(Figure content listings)
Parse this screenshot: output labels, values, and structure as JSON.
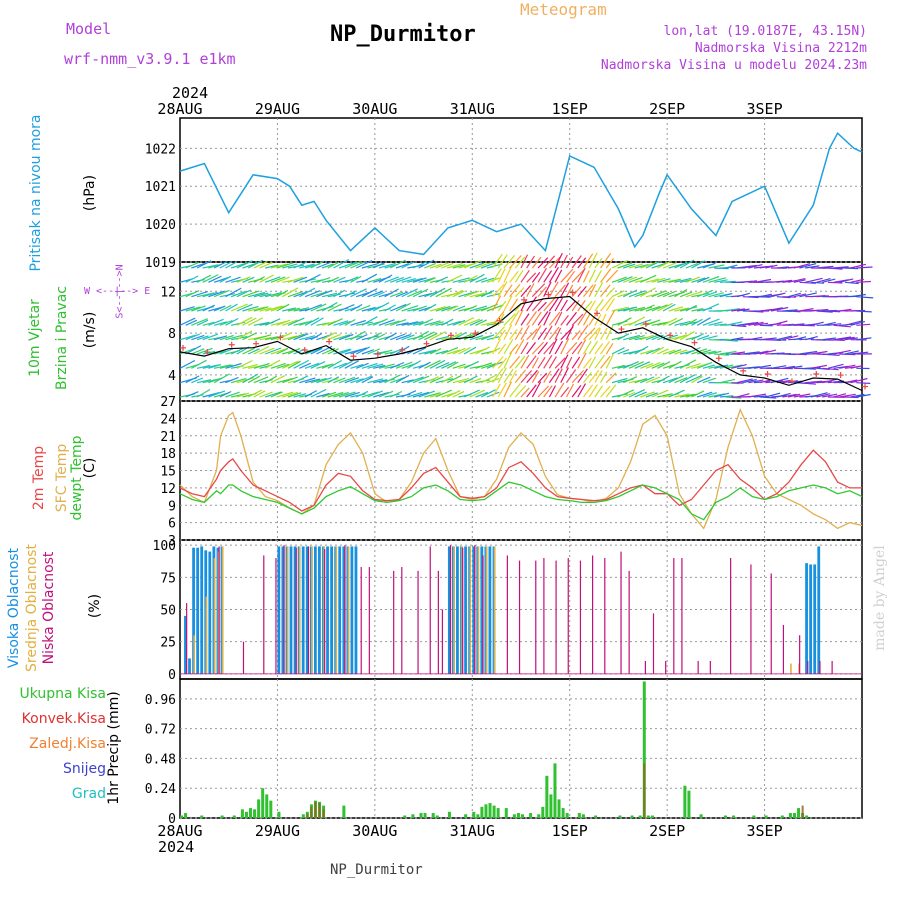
{
  "header": {
    "model_label": "Model",
    "model_value": "wrf-nmm_v3.9.1  e1km",
    "app_title": "Meteogram",
    "station_title": "NP_Durmitor",
    "location": "lon,lat (19.0187E, 43.15N)",
    "elevation": "Nadmorska Visina 2212m",
    "model_elevation": "Nadmorska Visina u modelu 2024.23m",
    "year": "2024"
  },
  "footer": {
    "station": "NP_Durmitor",
    "credit": "made by Angel"
  },
  "time_axis": {
    "labels": [
      "28AUG",
      "29AUG",
      "30AUG",
      "31AUG",
      "1SEP",
      "2SEP",
      "3SEP"
    ],
    "year": "2024"
  },
  "colors": {
    "pressure": "#1ea0e0",
    "temp2m": "#e84848",
    "sfc_temp": "#e0b050",
    "dewpt": "#30c830",
    "high_cloud": "#1890e0",
    "mid_cloud": "#e0b040",
    "low_cloud": "#c0107a",
    "total_precip": "#30c030",
    "conv_precip": "#e03030",
    "frz_precip": "#f08030",
    "snow": "#4040d0",
    "graupel": "#20c0c0"
  },
  "panels": {
    "pressure": {
      "labels": [
        "Pritisak na nivou mora",
        "(hPa)"
      ],
      "ylim": [
        1019,
        1022.8
      ],
      "yticks": [
        "1019",
        "1020",
        "1021",
        "1022"
      ]
    },
    "wind": {
      "labels": [
        "10m Vjetar",
        "Brzina i Pravac",
        "(m/s)"
      ],
      "compass": "W <--|--> E",
      "compass_ns": "S<--|-->N",
      "ylim": [
        1.5,
        14.8
      ],
      "yticks": [
        "4",
        "8",
        "12"
      ]
    },
    "temp": {
      "labels": [
        "2m Temp",
        "SFC Temp",
        "dewpt Temp",
        "(C)"
      ],
      "ylim": [
        3,
        27
      ],
      "yticks": [
        "3",
        "6",
        "9",
        "12",
        "15",
        "18",
        "21",
        "24",
        "27"
      ]
    },
    "cloud": {
      "labels": [
        "Visoka Oblacnost",
        "Srednja Oblacnost",
        "Niska Oblacnost",
        "(%)"
      ],
      "ylim": [
        0,
        100
      ],
      "yticks": [
        "0",
        "25",
        "50",
        "75",
        "100"
      ]
    },
    "precip": {
      "labels": [
        "Ukupna Kisa",
        "Konvek.Kisa",
        "Zaledj.Kisa",
        "Snijeg",
        "Grad"
      ],
      "ylabel": "1hr Precip (mm)",
      "ylim": [
        0,
        1.12
      ],
      "yticks": [
        "0",
        "0.24",
        "0.48",
        "0.72",
        "0.96"
      ]
    }
  },
  "chart_data": [
    {
      "type": "line",
      "name": "pressure",
      "title": "Pritisak na nivou mora",
      "ylabel": "(hPa)",
      "x_unit": "hours from 28AUG 00",
      "ylim": [
        1019,
        1022.8
      ],
      "series": [
        {
          "name": "Pritisak na nivou mora",
          "x": [
            0,
            6,
            12,
            18,
            24,
            27,
            30,
            33,
            36,
            42,
            48,
            54,
            60,
            66,
            72,
            78,
            84,
            90,
            96,
            102,
            108,
            112,
            114,
            118,
            120,
            126,
            132,
            136,
            144,
            150,
            156,
            160,
            162,
            166,
            168
          ],
          "values": [
            1021.4,
            1021.6,
            1020.3,
            1021.3,
            1021.2,
            1021.0,
            1020.5,
            1020.6,
            1020.1,
            1019.3,
            1019.9,
            1019.3,
            1019.2,
            1019.9,
            1020.1,
            1019.8,
            1020.0,
            1019.3,
            1021.8,
            1021.5,
            1020.4,
            1019.4,
            1019.7,
            1020.8,
            1021.3,
            1020.4,
            1019.7,
            1020.6,
            1021.0,
            1019.5,
            1020.5,
            1022.0,
            1022.4,
            1022.0,
            1021.9
          ]
        }
      ]
    },
    {
      "type": "line",
      "name": "wind",
      "title": "10m Vjetar Brzina i Pravac",
      "ylabel": "(m/s)",
      "x_unit": "hours from 28AUG 00",
      "ylim": [
        1.5,
        14.8
      ],
      "series": [
        {
          "name": "wind speed",
          "x": [
            0,
            6,
            12,
            18,
            24,
            30,
            36,
            42,
            48,
            54,
            60,
            66,
            72,
            78,
            84,
            90,
            96,
            102,
            108,
            114,
            120,
            126,
            132,
            138,
            144,
            150,
            156,
            162,
            168
          ],
          "values": [
            6.2,
            5.8,
            6.5,
            6.6,
            7.2,
            6.0,
            6.8,
            5.4,
            5.6,
            6.0,
            6.6,
            7.4,
            7.6,
            8.8,
            10.8,
            11.3,
            11.5,
            9.5,
            8.0,
            8.5,
            7.4,
            6.7,
            5.2,
            4.0,
            3.7,
            3.0,
            3.7,
            3.6,
            2.5
          ]
        }
      ]
    },
    {
      "type": "line",
      "name": "temperature",
      "ylabel": "(C)",
      "x_unit": "hours from 28AUG 00",
      "ylim": [
        3,
        27
      ],
      "x": [
        0,
        3,
        6,
        9,
        10,
        12,
        13,
        15,
        18,
        21,
        24,
        27,
        30,
        33,
        36,
        39,
        42,
        45,
        48,
        51,
        54,
        57,
        60,
        63,
        66,
        69,
        72,
        75,
        78,
        81,
        84,
        87,
        90,
        93,
        96,
        99,
        102,
        105,
        108,
        111,
        114,
        117,
        120,
        123,
        126,
        129,
        132,
        135,
        138,
        141,
        144,
        147,
        150,
        153,
        156,
        159,
        162,
        165,
        168
      ],
      "series": [
        {
          "name": "2m Temp",
          "values": [
            12,
            11,
            10.5,
            13.5,
            15,
            16.5,
            17,
            15,
            12.5,
            11.5,
            10.5,
            9.5,
            8,
            9,
            12.5,
            14.5,
            14,
            11.5,
            10,
            9.8,
            10,
            12,
            14.5,
            15.5,
            13,
            10.5,
            10.2,
            10.5,
            12,
            15.5,
            16.5,
            14.5,
            12,
            10.5,
            10.2,
            10,
            9.8,
            10,
            11,
            12,
            12.5,
            11,
            11,
            9,
            10,
            12.5,
            15,
            16,
            13.5,
            12,
            10,
            11,
            13,
            16,
            18.5,
            16.5,
            13,
            12,
            12
          ]
        },
        {
          "name": "SFC Temp",
          "values": [
            12.5,
            10.5,
            9.5,
            15,
            21,
            24.5,
            25,
            21,
            13,
            10.5,
            9.8,
            8.5,
            7.5,
            9,
            16,
            19.5,
            21.5,
            18,
            11,
            9.5,
            10,
            13,
            18,
            20.5,
            15,
            10.5,
            10,
            10.5,
            13.5,
            19,
            21.5,
            19.5,
            14,
            10.8,
            10.2,
            10,
            9.5,
            10.2,
            12,
            16.5,
            23,
            24.5,
            21,
            11,
            7.5,
            5,
            10,
            19,
            25.5,
            21,
            14,
            11,
            10,
            9,
            7.5,
            6.5,
            5,
            6,
            5.5
          ]
        },
        {
          "name": "dewpt Temp",
          "values": [
            11,
            10,
            9.5,
            11.5,
            11,
            12.5,
            12.5,
            11.5,
            10.5,
            10,
            9.5,
            8.5,
            7.5,
            8.5,
            10.5,
            11.5,
            12.2,
            11,
            9.8,
            9.5,
            9.8,
            10.5,
            12,
            12.5,
            11.5,
            10,
            9.8,
            10,
            11.5,
            13,
            12.5,
            11.5,
            10.5,
            10,
            9.8,
            9.5,
            9.5,
            9.8,
            10.5,
            11.5,
            12.5,
            12,
            11,
            10,
            7.5,
            6.5,
            9.5,
            10.5,
            12,
            10.5,
            10,
            10.5,
            11.5,
            12,
            12.5,
            12,
            11,
            11.5,
            10.5
          ]
        }
      ]
    },
    {
      "type": "bar",
      "name": "cloud cover",
      "ylabel": "(%)",
      "x_unit": "hours from 28AUG 00",
      "ylim": [
        0,
        100
      ],
      "series": [
        {
          "name": "Visoka Oblacnost",
          "x": [
            1,
            2,
            3,
            4,
            5,
            6,
            7,
            8,
            9,
            10,
            24,
            25,
            26,
            27,
            28,
            29,
            30,
            31,
            32,
            33,
            34,
            35,
            36,
            37,
            38,
            39,
            40,
            41,
            42,
            43,
            66,
            67,
            68,
            69,
            70,
            71,
            72,
            73,
            74,
            75,
            76,
            77,
            154,
            155,
            156,
            157
          ],
          "values": [
            45,
            12,
            98,
            98,
            99,
            96,
            95,
            99,
            98,
            99,
            99,
            99,
            99,
            99,
            99,
            99,
            99,
            99,
            99,
            99,
            99,
            99,
            99,
            99,
            99,
            99,
            99,
            99,
            99,
            99,
            99,
            99,
            99,
            99,
            99,
            99,
            99,
            99,
            99,
            99,
            99,
            99,
            86,
            85,
            85,
            99
          ]
        },
        {
          "name": "Srednja Oblacnost",
          "x": [
            3,
            6,
            8,
            9,
            10,
            26,
            29,
            32,
            35,
            38,
            41,
            67,
            69,
            71,
            73,
            75,
            77,
            150,
            152
          ],
          "values": [
            30,
            60,
            90,
            95,
            99,
            99,
            99,
            99,
            99,
            99,
            99,
            99,
            99,
            99,
            99,
            99,
            99,
            8,
            8
          ]
        },
        {
          "name": "Niska Oblacnost",
          "x": [
            1,
            9,
            15,
            20,
            23,
            25,
            28,
            31,
            35,
            40,
            44,
            46,
            52,
            54,
            58,
            61,
            63,
            64,
            66,
            69,
            72,
            74,
            80,
            83,
            87,
            89,
            92,
            95,
            98,
            101,
            104,
            108,
            110,
            114,
            116,
            119,
            121,
            123,
            127,
            130,
            135,
            140,
            145,
            148,
            152,
            154,
            157,
            160
          ],
          "values": [
            55,
            99,
            25,
            92,
            90,
            100,
            98,
            99,
            97,
            100,
            83,
            83,
            80,
            83,
            80,
            99,
            80,
            50,
            100,
            98,
            100,
            92,
            92,
            88,
            88,
            90,
            88,
            90,
            88,
            92,
            90,
            95,
            80,
            10,
            47,
            10,
            90,
            90,
            10,
            10,
            90,
            85,
            78,
            38,
            30,
            10,
            10,
            10
          ]
        }
      ]
    },
    {
      "type": "bar",
      "name": "precipitation",
      "ylabel": "1hr Precip (mm)",
      "x_unit": "hours from 28AUG 00",
      "ylim": [
        0,
        1.12
      ],
      "series": [
        {
          "name": "Ukupna Kisa",
          "x": [
            0,
            1,
            5,
            10,
            13,
            15,
            16,
            17,
            18,
            19,
            20,
            21,
            22,
            24,
            30,
            31,
            32,
            33,
            34,
            35,
            40,
            55,
            57,
            59,
            60,
            62,
            63,
            66,
            70,
            72,
            73,
            74,
            75,
            76,
            77,
            78,
            80,
            82,
            83,
            84,
            86,
            88,
            89,
            90,
            91,
            92,
            93,
            94,
            95,
            98,
            99,
            102,
            108,
            111,
            113,
            114,
            115,
            116,
            124,
            125,
            128,
            134,
            136,
            141,
            144,
            148,
            150,
            151,
            152,
            153,
            154
          ],
          "values": [
            0.02,
            0.04,
            0.02,
            0.02,
            0.02,
            0.07,
            0.05,
            0.08,
            0.07,
            0.15,
            0.24,
            0.19,
            0.14,
            0.05,
            0.03,
            0.05,
            0.11,
            0.14,
            0.13,
            0.1,
            0.1,
            0.02,
            0.03,
            0.04,
            0.04,
            0.04,
            0.02,
            0.05,
            0.03,
            0.05,
            0.03,
            0.09,
            0.11,
            0.12,
            0.1,
            0.08,
            0.08,
            0.03,
            0.04,
            0.03,
            0.04,
            0.03,
            0.09,
            0.34,
            0.19,
            0.44,
            0.15,
            0.08,
            0.04,
            0.04,
            0.03,
            0.02,
            0.02,
            0.02,
            0.02,
            1.1,
            0.02,
            0.02,
            0.26,
            0.22,
            0.03,
            0.02,
            0.02,
            0.02,
            0.02,
            0.02,
            0.04,
            0.04,
            0.08,
            0.04,
            0.02
          ]
        },
        {
          "name": "Konvek.Kisa",
          "x": [
            31,
            32,
            33,
            34,
            35,
            114,
            153
          ],
          "values": [
            0.03,
            0.09,
            0.13,
            0.12,
            0.07,
            0.44,
            0.1
          ]
        },
        {
          "name": "Zaledj.Kisa",
          "x": [],
          "values": []
        },
        {
          "name": "Snijeg",
          "x": [],
          "values": []
        },
        {
          "name": "Grad",
          "x": [],
          "values": []
        }
      ]
    }
  ]
}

*Exercise requirements:* Report each line of the material above where the word "Visina" appears.

*Answer to the task:*
    "elevation": "Nadmorska Visina 2212m",
    "model_elevation": "Nadmorska Visina u modelu 2024.23m",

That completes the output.